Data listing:
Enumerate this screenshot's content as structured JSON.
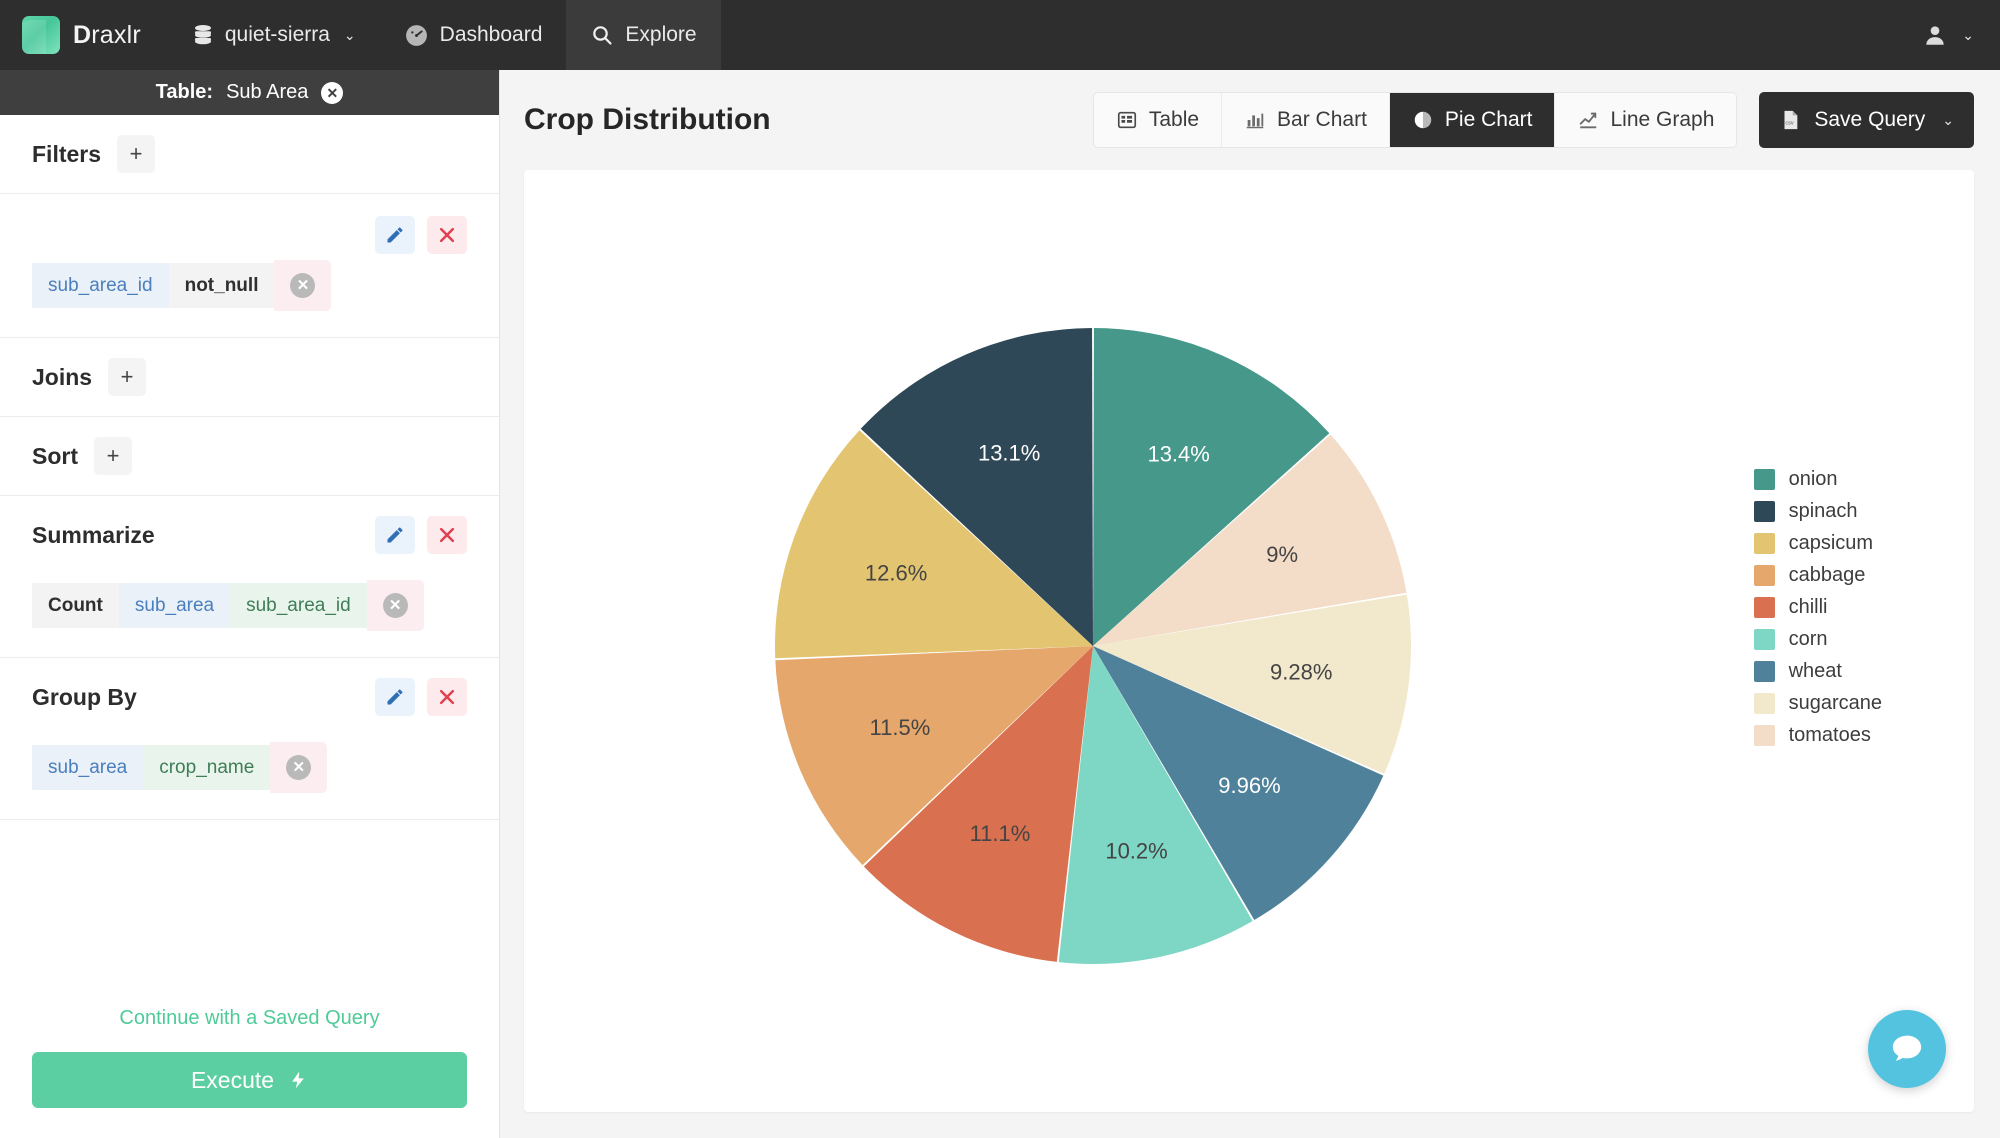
{
  "navbar": {
    "brand_bold": "D",
    "brand_rest": "raxlr",
    "database": "quiet-sierra",
    "database_caret": "⌄",
    "dashboard": "Dashboard",
    "explore": "Explore",
    "user_caret": "⌄",
    "icons": {
      "database": "database-icon",
      "dashboard": "speedometer-icon",
      "explore": "search-icon",
      "user": "user-icon"
    }
  },
  "sidebar": {
    "table_label": "Table:",
    "table_name": "Sub Area",
    "close_glyph": "✕",
    "sections": {
      "filters": {
        "title": "Filters",
        "add_glyph": "+",
        "chip": {
          "field": "sub_area_id",
          "operator": "not_null",
          "remove_glyph": "✕"
        }
      },
      "joins": {
        "title": "Joins",
        "add_glyph": "+"
      },
      "sort": {
        "title": "Sort",
        "add_glyph": "+"
      },
      "summarize": {
        "title": "Summarize",
        "chip": {
          "func": "Count",
          "table": "sub_area",
          "column": "sub_area_id",
          "remove_glyph": "✕"
        }
      },
      "group_by": {
        "title": "Group By",
        "chip": {
          "table": "sub_area",
          "column": "crop_name",
          "remove_glyph": "✕"
        }
      }
    },
    "saved_query_link": "Continue with a Saved Query",
    "execute_label": "Execute",
    "execute_glyph": "⚡"
  },
  "main": {
    "title": "Crop Distribution",
    "view_tabs": [
      {
        "label": "Table",
        "icon": "table-icon",
        "active": false
      },
      {
        "label": "Bar Chart",
        "icon": "bar-chart-icon",
        "active": false
      },
      {
        "label": "Pie Chart",
        "icon": "pie-chart-icon",
        "active": true
      },
      {
        "label": "Line Graph",
        "icon": "line-graph-icon",
        "active": false
      }
    ],
    "save_query": {
      "label": "Save Query",
      "icon": "csv-file-icon",
      "caret": "⌄"
    },
    "chat_icon": "chat-bubble-icon"
  },
  "colors": {
    "accent_green": "#5ccfa2",
    "navbar_bg": "#2e2e2e",
    "table_bar_bg": "#3f3f3f",
    "chat_bubble": "#53c3e0"
  },
  "chart_data": {
    "type": "pie",
    "title": "Crop Distribution",
    "legend_position": "right",
    "start_angle_deg": 0,
    "direction": "clockwise",
    "labels_on_slices": true,
    "categories": [
      "onion",
      "spinach",
      "capsicum",
      "cabbage",
      "chilli",
      "corn",
      "wheat",
      "sugarcane",
      "tomatoes"
    ],
    "colors": [
      "#46988a",
      "#2f4858",
      "#e3c571",
      "#e6a76c",
      "#d9704f",
      "#7ed6c4",
      "#4f829a",
      "#f2e8cc",
      "#f3ddc8"
    ],
    "slice_order_clockwise": [
      "onion",
      "tomatoes",
      "sugarcane",
      "wheat",
      "corn",
      "chilli",
      "cabbage",
      "capsicum",
      "spinach"
    ],
    "values": [
      13.4,
      13.1,
      12.6,
      11.5,
      11.1,
      10.2,
      9.96,
      9.28,
      9.0
    ],
    "value_labels": [
      "13.4%",
      "13.1%",
      "12.6%",
      "11.5%",
      "11.1%",
      "10.2%",
      "9.96%",
      "9.28%",
      "9%"
    ],
    "slices": [
      {
        "name": "onion",
        "percent": 13.4,
        "label": "13.4%",
        "color": "#46988a",
        "label_color": "#ffffff"
      },
      {
        "name": "tomatoes",
        "percent": 9.0,
        "label": "9%",
        "color": "#f3ddc8",
        "label_color": "#444444"
      },
      {
        "name": "sugarcane",
        "percent": 9.28,
        "label": "9.28%",
        "color": "#f2e8cc",
        "label_color": "#444444"
      },
      {
        "name": "wheat",
        "percent": 9.96,
        "label": "9.96%",
        "color": "#4f829a",
        "label_color": "#ffffff"
      },
      {
        "name": "corn",
        "percent": 10.2,
        "label": "10.2%",
        "color": "#7ed6c4",
        "label_color": "#444444"
      },
      {
        "name": "chilli",
        "percent": 11.1,
        "label": "11.1%",
        "color": "#d9704f",
        "label_color": "#444444"
      },
      {
        "name": "cabbage",
        "percent": 11.5,
        "label": "11.5%",
        "color": "#e6a76c",
        "label_color": "#444444"
      },
      {
        "name": "capsicum",
        "percent": 12.6,
        "label": "12.6%",
        "color": "#e3c571",
        "label_color": "#444444"
      },
      {
        "name": "spinach",
        "percent": 13.1,
        "label": "13.1%",
        "color": "#2f4858",
        "label_color": "#ffffff"
      }
    ],
    "legend": [
      {
        "label": "onion",
        "color": "#46988a"
      },
      {
        "label": "spinach",
        "color": "#2f4858"
      },
      {
        "label": "capsicum",
        "color": "#e3c571"
      },
      {
        "label": "cabbage",
        "color": "#e6a76c"
      },
      {
        "label": "chilli",
        "color": "#d9704f"
      },
      {
        "label": "corn",
        "color": "#7ed6c4"
      },
      {
        "label": "wheat",
        "color": "#4f829a"
      },
      {
        "label": "sugarcane",
        "color": "#f2e8cc"
      },
      {
        "label": "tomatoes",
        "color": "#f3ddc8"
      }
    ]
  }
}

WRITTEN TASK =
Isolate each line of the listing above that includes "spinach". Copy it.

WRITTEN ANSWER =
      "spinach",
      "spinach"
        "name": "spinach",
        "label": "spinach",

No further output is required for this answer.